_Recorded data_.
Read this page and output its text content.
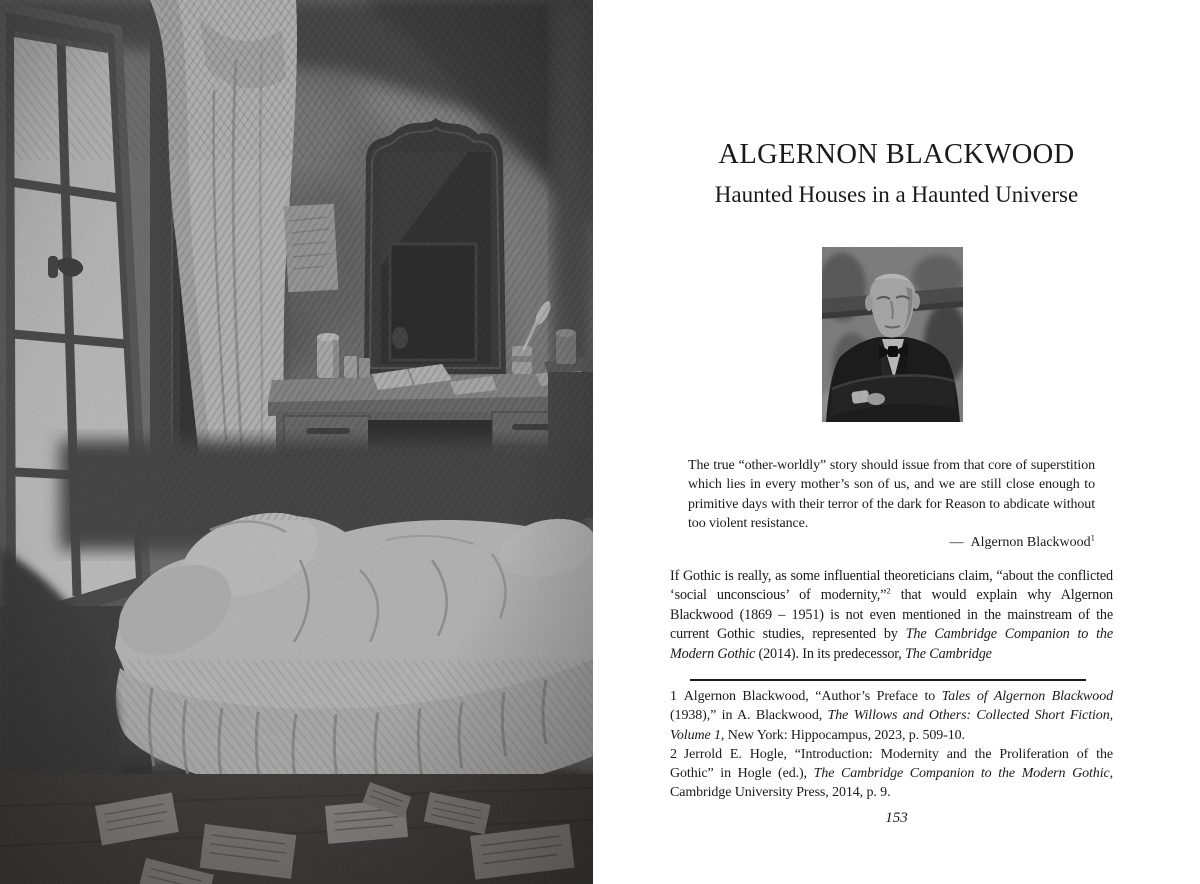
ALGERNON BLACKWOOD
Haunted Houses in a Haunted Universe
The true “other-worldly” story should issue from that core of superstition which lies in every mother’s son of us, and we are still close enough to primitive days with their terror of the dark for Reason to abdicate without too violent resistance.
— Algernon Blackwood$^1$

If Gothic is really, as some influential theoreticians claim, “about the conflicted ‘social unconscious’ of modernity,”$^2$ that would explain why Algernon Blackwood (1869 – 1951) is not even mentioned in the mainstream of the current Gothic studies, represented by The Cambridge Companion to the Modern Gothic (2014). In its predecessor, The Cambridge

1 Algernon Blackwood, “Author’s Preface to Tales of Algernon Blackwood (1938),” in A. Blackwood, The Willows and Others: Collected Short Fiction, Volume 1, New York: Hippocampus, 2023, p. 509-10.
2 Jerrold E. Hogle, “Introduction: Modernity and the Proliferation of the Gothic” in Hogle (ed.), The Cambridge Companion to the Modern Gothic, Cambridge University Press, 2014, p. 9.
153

_DO THIS_. Quote the records in full and exactly; skip any image.

_FULL RESPONSE_.
Read this page and output its text content.
ALGERNON BLACKWOOD
Haunted Houses in a Haunted Universe
The true “other-worldly” story should issue from that core of superstition which lies in every mother’s son of us, and we are still close enough to primitive days with their terror of the dark for Reason to abdicate without too violent resistance.
— Algernon Blackwood$^1$

If Gothic is really, as some influential theoreticians claim, “about the conflicted ‘social unconscious’ of modernity,”$^2$ that would explain why Algernon Blackwood (1869 – 1951) is not even mentioned in the mainstream of the current Gothic studies, represented by The Cambridge Companion to the Modern Gothic (2014). In its predecessor, The Cambridge

1 Algernon Blackwood, “Author’s Preface to Tales of Algernon Blackwood (1938),” in A. Blackwood, The Willows and Others: Collected Short Fiction, Volume 1, New York: Hippocampus, 2023, p. 509-10.
2 Jerrold E. Hogle, “Introduction: Modernity and the Proliferation of the Gothic” in Hogle (ed.), The Cambridge Companion to the Modern Gothic, Cambridge University Press, 2014, p. 9.
153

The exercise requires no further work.